━━━━━ Material for the task
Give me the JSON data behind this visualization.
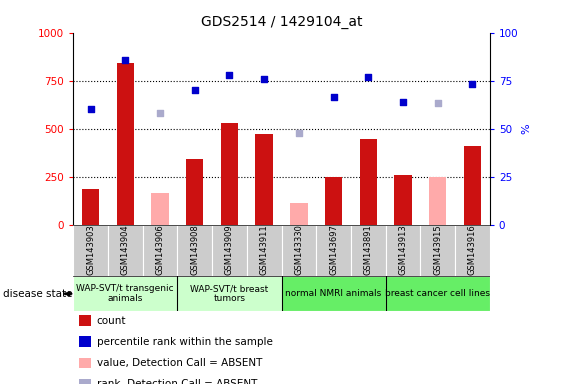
{
  "title": "GDS2514 / 1429104_at",
  "sample_labels": [
    "GSM143903",
    "GSM143904",
    "GSM143906",
    "GSM143908",
    "GSM143909",
    "GSM143911",
    "GSM143330",
    "GSM143697",
    "GSM143891",
    "GSM143913",
    "GSM143915",
    "GSM143916"
  ],
  "count_values": [
    185,
    840,
    null,
    340,
    530,
    470,
    null,
    248,
    445,
    260,
    null,
    410
  ],
  "count_absent_values": [
    null,
    null,
    165,
    null,
    null,
    null,
    115,
    null,
    null,
    null,
    250,
    null
  ],
  "rank_values": [
    60,
    86,
    null,
    70,
    78,
    76,
    null,
    66.5,
    77,
    64,
    null,
    73
  ],
  "rank_absent_values": [
    null,
    null,
    58,
    null,
    null,
    null,
    47.5,
    null,
    null,
    null,
    63.5,
    null
  ],
  "groups": [
    {
      "label": "WAP-SVT/t transgenic\nanimals",
      "start": 0,
      "end": 3,
      "color": "#ccffcc"
    },
    {
      "label": "WAP-SVT/t breast\ntumors",
      "start": 3,
      "end": 6,
      "color": "#ccffcc"
    },
    {
      "label": "normal NMRI animals",
      "start": 6,
      "end": 9,
      "color": "#66ee66"
    },
    {
      "label": "breast cancer cell lines",
      "start": 9,
      "end": 12,
      "color": "#66ee66"
    }
  ],
  "ylim_left": [
    0,
    1000
  ],
  "ylim_right": [
    0,
    100
  ],
  "yticks_left": [
    0,
    250,
    500,
    750,
    1000
  ],
  "yticks_right": [
    0,
    25,
    50,
    75,
    100
  ],
  "bar_width": 0.5,
  "count_color": "#cc1111",
  "count_absent_color": "#ffaaaa",
  "rank_color": "#0000cc",
  "rank_absent_color": "#aaaacc",
  "legend_items": [
    {
      "color": "#cc1111",
      "label": "count"
    },
    {
      "color": "#0000cc",
      "label": "percentile rank within the sample"
    },
    {
      "color": "#ffaaaa",
      "label": "value, Detection Call = ABSENT"
    },
    {
      "color": "#aaaacc",
      "label": "rank, Detection Call = ABSENT"
    }
  ],
  "disease_state_label": "disease state",
  "right_axis_label": "%"
}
━━━━━━━━━━
For this step, transcribe all the material above exactly and drop the images.

Give me the JSON data behind this visualization.
{
  "title": "GDS2514 / 1429104_at",
  "sample_labels": [
    "GSM143903",
    "GSM143904",
    "GSM143906",
    "GSM143908",
    "GSM143909",
    "GSM143911",
    "GSM143330",
    "GSM143697",
    "GSM143891",
    "GSM143913",
    "GSM143915",
    "GSM143916"
  ],
  "count_values": [
    185,
    840,
    null,
    340,
    530,
    470,
    null,
    248,
    445,
    260,
    null,
    410
  ],
  "count_absent_values": [
    null,
    null,
    165,
    null,
    null,
    null,
    115,
    null,
    null,
    null,
    250,
    null
  ],
  "rank_values": [
    60,
    86,
    null,
    70,
    78,
    76,
    null,
    66.5,
    77,
    64,
    null,
    73
  ],
  "rank_absent_values": [
    null,
    null,
    58,
    null,
    null,
    null,
    47.5,
    null,
    null,
    null,
    63.5,
    null
  ],
  "groups": [
    {
      "label": "WAP-SVT/t transgenic\nanimals",
      "start": 0,
      "end": 3,
      "color": "#ccffcc"
    },
    {
      "label": "WAP-SVT/t breast\ntumors",
      "start": 3,
      "end": 6,
      "color": "#ccffcc"
    },
    {
      "label": "normal NMRI animals",
      "start": 6,
      "end": 9,
      "color": "#66ee66"
    },
    {
      "label": "breast cancer cell lines",
      "start": 9,
      "end": 12,
      "color": "#66ee66"
    }
  ],
  "ylim_left": [
    0,
    1000
  ],
  "ylim_right": [
    0,
    100
  ],
  "yticks_left": [
    0,
    250,
    500,
    750,
    1000
  ],
  "yticks_right": [
    0,
    25,
    50,
    75,
    100
  ],
  "bar_width": 0.5,
  "count_color": "#cc1111",
  "count_absent_color": "#ffaaaa",
  "rank_color": "#0000cc",
  "rank_absent_color": "#aaaacc",
  "legend_items": [
    {
      "color": "#cc1111",
      "label": "count"
    },
    {
      "color": "#0000cc",
      "label": "percentile rank within the sample"
    },
    {
      "color": "#ffaaaa",
      "label": "value, Detection Call = ABSENT"
    },
    {
      "color": "#aaaacc",
      "label": "rank, Detection Call = ABSENT"
    }
  ],
  "disease_state_label": "disease state",
  "right_axis_label": "%"
}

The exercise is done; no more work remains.